▶ [DATA FOR PROCESSING]:
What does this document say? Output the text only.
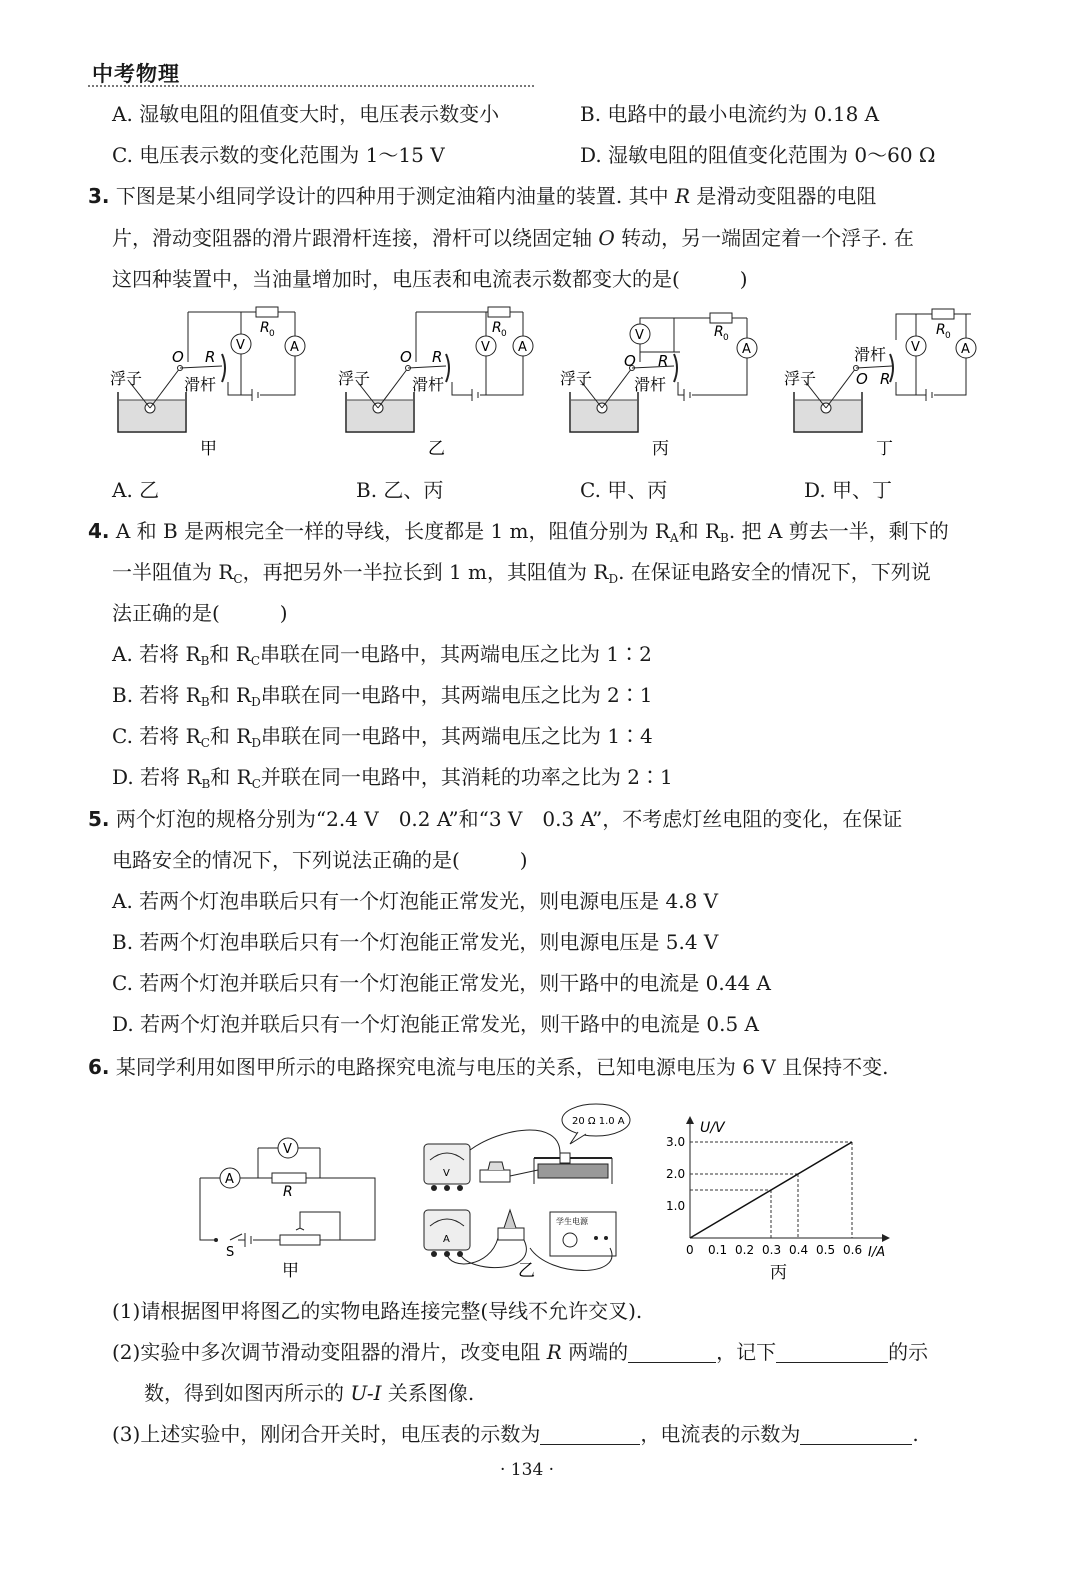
中考物理
A. 湿敏电阻的阻值变大时，电压表示数变小	B. 电路中的最小电流约为 0.18 A
C. 电压表示数的变化范围为 1～15 V	D. 湿敏电阻的阻值变化范围为 0～60 Ω
3. 下图是某小组同学设计的四种用于测定油箱内油量的装置. 其中 R 是滑动变阻器的电阻
片，滑动变阻器的滑片跟滑杆连接，滑杆可以绕固定轴 O 转动，另一端固定着一个浮子. 在
这四种装置中，当油量增加时，电压表和电流表示数都变大的是(　　　)
V	A
R 0
O R
浮子	滑杆
甲
V A
R 0
O R
浮子	滑杆
乙
V
A
R 0
O R
浮子	滑杆
丙
V	A
R 0
O R
浮子
滑杆
丁
A. 乙	B. 乙、丙	C. 甲、丙	D. 甲、丁
4. A 和 B 是两根完全一样的导线，长度都是 1 m，阻值分别为 $R_A$和 $R_B$. 把 A 剪去一半，剩下的
一半阻值为 $R_C$，再把另外一半拉长到 1 m，其阻值为 $R_D$. 在保证电路安全的情况下，下列说
法正确的是(　　　)
A. 若将 $R_B$和 $R_C$串联在同一电路中，其两端电压之比为 1∶2
B. 若将 $R_B$和 $R_D$串联在同一电路中，其两端电压之比为 2∶1
C. 若将 $R_C$和 $R_D$串联在同一电路中，其两端电压之比为 1∶4
D. 若将 $R_B$和 $R_C$并联在同一电路中，其消耗的功率之比为 2∶1
5. 两个灯泡的规格分别为“2.4 V　0.2 A”和“3 V　0.3 A”，不考虑灯丝电阻的变化，在保证
电路安全的情况下，下列说法正确的是(　　　)
A. 若两个灯泡串联后只有一个灯泡能正常发光，则电源电压是 4.8 V
B. 若两个灯泡串联后只有一个灯泡能正常发光，则电源电压是 5.4 V
C. 若两个灯泡并联后只有一个灯泡能正常发光，则干路中的电流是 0.44 A
D. 若两个灯泡并联后只有一个灯泡能正常发光，则干路中的电流是 0.5 A
6. 某同学利用如图甲所示的电路探究电流与电压的关系，已知电源电压为 6 V 且保持不变.
V
A
R
S
甲
20 Ω 1.0 A
V
A
学生电源
乙
0 0.1 0.2 0.3 0.4 0.5 0.6
1.0
2.0
3.0
U/V
I/A
丙
(1)请根据图甲将图乙的实物电路连接完整(导线不允许交叉).
(2)实验中多次调节滑动变阻器的滑片，改变电阻 R 两端的	，记下	的示
数，得到如图丙所示的 U-I 关系图像.
(3)上述实验中，刚闭合开关时，电压表的示数为	，电流表的示数为	.
· 134 ·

▶ [WHAT YOU SHOULD DO]:
From the listing above, find the number of lines with the word "则干路中的电流是" in them. Answer with the number only.

▶ [EXERCISE RESPONSE]:
2